Entries with figure data:
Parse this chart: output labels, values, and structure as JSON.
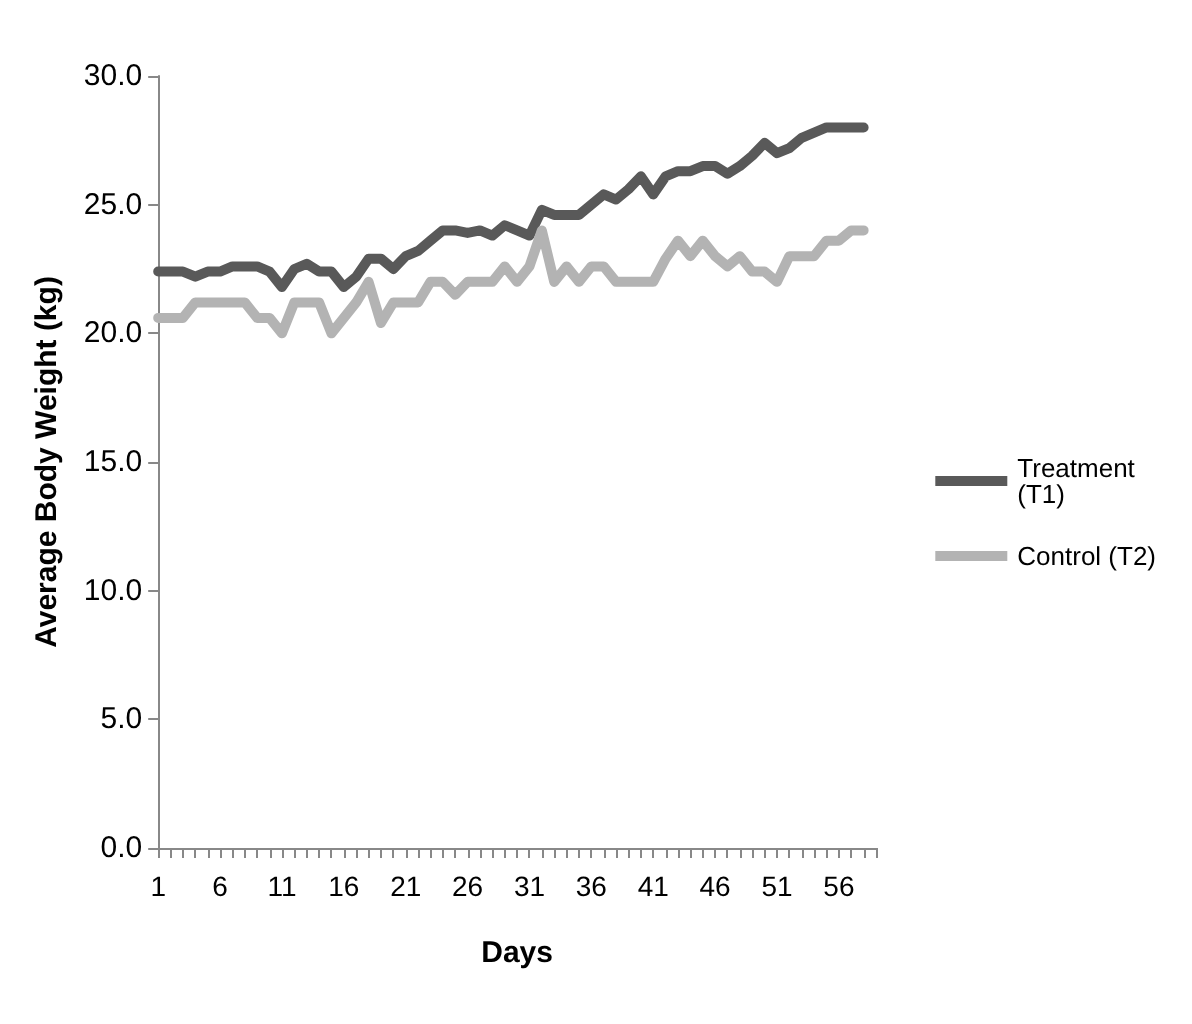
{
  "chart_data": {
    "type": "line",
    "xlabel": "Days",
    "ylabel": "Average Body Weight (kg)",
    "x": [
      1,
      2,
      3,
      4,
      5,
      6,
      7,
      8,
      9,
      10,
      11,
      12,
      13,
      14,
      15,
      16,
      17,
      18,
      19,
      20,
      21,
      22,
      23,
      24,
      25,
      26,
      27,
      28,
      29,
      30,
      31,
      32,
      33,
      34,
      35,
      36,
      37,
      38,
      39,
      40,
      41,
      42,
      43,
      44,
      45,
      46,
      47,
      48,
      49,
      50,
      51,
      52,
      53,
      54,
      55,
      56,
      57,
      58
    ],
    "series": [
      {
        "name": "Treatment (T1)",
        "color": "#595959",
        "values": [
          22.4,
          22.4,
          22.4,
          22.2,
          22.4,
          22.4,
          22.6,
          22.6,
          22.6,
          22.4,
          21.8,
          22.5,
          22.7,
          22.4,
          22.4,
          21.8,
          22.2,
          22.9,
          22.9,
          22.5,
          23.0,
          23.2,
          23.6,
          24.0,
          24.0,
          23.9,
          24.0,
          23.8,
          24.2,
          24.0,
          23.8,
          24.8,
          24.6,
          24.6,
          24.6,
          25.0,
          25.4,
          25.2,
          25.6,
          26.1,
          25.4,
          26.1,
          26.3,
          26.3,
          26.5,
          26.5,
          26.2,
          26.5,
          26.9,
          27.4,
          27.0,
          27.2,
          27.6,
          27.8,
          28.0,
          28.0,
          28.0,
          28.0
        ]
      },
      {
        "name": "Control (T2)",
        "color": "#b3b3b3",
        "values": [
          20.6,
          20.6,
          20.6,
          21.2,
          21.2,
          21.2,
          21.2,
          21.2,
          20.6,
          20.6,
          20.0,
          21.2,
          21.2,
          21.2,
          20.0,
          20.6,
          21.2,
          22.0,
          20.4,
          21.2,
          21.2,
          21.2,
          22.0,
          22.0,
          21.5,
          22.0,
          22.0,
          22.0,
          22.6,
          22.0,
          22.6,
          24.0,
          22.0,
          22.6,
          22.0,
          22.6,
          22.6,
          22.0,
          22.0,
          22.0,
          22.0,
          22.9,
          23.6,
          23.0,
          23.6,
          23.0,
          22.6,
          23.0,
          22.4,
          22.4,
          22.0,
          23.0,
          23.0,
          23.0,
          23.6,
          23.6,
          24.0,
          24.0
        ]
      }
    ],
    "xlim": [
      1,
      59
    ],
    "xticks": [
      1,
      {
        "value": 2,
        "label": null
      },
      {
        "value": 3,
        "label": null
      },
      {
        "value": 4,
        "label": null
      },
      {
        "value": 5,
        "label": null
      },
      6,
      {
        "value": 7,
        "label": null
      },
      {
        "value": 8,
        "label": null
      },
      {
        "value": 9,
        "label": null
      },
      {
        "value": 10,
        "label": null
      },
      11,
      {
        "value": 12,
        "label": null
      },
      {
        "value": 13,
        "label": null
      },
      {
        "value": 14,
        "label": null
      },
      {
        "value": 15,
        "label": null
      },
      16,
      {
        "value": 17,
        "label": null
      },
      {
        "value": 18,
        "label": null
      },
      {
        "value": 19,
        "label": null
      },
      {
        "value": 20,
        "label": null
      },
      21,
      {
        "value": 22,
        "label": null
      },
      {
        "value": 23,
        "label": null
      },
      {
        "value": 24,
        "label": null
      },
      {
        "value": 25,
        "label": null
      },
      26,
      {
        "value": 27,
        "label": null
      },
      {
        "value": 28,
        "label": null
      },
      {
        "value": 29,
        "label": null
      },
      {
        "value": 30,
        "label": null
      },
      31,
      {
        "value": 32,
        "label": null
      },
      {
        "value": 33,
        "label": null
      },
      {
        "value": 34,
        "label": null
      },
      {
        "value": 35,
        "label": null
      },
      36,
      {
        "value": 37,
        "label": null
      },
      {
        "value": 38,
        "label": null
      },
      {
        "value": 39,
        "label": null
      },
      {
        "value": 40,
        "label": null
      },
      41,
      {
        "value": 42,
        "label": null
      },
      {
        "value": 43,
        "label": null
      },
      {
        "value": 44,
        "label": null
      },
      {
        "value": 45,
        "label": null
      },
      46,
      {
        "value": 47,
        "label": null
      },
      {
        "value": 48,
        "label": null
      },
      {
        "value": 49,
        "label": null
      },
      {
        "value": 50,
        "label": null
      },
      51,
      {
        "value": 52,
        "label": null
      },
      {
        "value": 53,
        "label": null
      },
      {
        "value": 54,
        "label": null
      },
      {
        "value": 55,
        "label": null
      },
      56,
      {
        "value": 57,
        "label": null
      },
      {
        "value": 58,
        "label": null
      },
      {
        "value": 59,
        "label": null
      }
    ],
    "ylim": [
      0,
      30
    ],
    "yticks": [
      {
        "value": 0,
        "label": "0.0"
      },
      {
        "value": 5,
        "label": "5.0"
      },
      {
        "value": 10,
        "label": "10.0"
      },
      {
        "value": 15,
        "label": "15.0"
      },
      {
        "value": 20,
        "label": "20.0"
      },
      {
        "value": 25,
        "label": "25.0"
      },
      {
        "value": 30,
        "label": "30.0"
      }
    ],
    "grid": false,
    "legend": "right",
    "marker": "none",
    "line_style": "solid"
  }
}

---

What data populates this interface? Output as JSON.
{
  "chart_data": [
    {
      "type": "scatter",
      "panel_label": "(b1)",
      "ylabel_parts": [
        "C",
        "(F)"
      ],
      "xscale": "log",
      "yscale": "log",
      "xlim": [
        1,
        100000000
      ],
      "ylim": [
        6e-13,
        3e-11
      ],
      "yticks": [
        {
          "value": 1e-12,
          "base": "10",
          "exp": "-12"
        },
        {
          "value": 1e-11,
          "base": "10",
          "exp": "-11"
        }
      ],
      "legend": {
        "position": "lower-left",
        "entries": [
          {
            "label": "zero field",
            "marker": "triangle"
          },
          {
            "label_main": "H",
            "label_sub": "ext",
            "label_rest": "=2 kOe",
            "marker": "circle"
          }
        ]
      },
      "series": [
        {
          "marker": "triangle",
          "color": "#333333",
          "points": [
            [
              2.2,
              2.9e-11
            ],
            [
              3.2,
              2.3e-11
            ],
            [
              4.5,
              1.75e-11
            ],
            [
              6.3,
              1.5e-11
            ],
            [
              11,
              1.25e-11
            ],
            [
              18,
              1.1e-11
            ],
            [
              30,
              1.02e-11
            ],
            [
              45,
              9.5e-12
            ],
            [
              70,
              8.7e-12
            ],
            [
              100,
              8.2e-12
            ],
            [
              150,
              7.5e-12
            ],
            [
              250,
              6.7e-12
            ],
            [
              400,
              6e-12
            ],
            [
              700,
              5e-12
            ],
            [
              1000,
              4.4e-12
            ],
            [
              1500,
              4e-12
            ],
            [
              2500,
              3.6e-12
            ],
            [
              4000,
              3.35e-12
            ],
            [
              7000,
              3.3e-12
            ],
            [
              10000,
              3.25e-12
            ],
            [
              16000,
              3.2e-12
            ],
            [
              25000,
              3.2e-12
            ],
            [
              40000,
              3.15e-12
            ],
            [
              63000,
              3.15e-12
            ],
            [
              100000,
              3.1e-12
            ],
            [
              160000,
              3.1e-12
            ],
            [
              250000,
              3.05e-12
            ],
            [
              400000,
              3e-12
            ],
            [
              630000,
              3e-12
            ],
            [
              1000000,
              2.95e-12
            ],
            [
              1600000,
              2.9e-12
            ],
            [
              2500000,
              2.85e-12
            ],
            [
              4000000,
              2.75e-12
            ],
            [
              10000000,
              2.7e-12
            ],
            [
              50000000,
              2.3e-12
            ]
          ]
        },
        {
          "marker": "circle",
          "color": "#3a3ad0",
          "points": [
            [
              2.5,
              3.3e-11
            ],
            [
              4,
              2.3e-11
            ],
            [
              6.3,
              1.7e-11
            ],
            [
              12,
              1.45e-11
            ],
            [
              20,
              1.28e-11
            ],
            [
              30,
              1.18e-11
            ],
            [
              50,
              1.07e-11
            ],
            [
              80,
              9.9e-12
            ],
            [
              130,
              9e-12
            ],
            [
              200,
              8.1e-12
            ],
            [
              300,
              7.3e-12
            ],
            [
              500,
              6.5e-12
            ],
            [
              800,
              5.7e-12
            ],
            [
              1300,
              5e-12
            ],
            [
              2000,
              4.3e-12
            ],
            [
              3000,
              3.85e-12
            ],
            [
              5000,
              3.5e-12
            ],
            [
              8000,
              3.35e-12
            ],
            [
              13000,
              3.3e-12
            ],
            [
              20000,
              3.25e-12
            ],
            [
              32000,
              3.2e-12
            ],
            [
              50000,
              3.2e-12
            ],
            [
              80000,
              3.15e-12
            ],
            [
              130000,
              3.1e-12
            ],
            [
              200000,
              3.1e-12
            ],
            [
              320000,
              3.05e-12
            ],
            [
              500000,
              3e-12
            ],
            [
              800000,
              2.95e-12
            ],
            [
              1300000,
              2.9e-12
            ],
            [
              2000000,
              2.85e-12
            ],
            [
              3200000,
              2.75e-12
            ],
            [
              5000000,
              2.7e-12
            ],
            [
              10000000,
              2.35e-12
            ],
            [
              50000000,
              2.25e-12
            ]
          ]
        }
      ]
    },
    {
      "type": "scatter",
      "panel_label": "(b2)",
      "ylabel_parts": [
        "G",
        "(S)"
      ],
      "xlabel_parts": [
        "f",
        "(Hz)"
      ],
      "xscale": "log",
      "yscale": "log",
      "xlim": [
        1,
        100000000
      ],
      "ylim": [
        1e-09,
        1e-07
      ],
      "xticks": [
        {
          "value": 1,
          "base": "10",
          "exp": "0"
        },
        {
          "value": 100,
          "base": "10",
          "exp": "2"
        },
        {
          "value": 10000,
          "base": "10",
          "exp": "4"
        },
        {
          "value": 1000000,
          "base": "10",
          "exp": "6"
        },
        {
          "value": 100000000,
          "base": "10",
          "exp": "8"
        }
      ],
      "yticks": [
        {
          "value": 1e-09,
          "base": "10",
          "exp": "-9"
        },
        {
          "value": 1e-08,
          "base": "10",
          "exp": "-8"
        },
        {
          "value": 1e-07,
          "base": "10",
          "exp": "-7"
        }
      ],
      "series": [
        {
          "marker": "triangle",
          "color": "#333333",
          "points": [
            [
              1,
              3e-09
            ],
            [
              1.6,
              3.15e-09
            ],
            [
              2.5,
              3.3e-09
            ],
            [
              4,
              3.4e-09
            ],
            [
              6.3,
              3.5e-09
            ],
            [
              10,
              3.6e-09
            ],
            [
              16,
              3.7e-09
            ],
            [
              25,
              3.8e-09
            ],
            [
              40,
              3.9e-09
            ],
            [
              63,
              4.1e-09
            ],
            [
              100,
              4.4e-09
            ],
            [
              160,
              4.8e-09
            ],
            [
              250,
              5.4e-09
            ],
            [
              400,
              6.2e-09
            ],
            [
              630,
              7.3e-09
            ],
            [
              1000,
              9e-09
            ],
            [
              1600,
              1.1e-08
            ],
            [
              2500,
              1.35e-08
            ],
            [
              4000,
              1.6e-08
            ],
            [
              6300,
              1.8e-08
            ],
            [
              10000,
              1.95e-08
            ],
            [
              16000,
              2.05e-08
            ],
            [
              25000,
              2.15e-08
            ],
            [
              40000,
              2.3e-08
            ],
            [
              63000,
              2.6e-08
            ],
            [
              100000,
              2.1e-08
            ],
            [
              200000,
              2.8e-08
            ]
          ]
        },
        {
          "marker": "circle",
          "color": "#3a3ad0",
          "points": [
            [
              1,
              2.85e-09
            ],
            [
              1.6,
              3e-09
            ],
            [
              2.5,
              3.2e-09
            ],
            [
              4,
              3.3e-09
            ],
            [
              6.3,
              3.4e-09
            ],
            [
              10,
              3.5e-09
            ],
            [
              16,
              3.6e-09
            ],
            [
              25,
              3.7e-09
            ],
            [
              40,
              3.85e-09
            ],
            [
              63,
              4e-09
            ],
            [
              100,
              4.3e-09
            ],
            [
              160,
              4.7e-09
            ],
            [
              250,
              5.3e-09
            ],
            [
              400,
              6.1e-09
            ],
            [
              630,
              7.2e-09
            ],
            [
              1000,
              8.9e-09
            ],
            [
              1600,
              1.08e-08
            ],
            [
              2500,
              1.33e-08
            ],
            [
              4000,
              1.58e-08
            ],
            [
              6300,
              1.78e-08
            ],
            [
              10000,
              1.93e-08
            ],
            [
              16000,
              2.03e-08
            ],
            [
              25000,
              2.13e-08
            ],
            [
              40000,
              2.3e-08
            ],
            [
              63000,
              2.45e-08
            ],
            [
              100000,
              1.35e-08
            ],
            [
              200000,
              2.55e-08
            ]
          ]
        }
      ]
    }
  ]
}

* _Problem to work on_:
Review the preceding data and report every line that includes the string "JSON".

* _Output for this task_:
Parse this chart: output labels, values, and structure as JSON.
What data populates this interface? Output as JSON.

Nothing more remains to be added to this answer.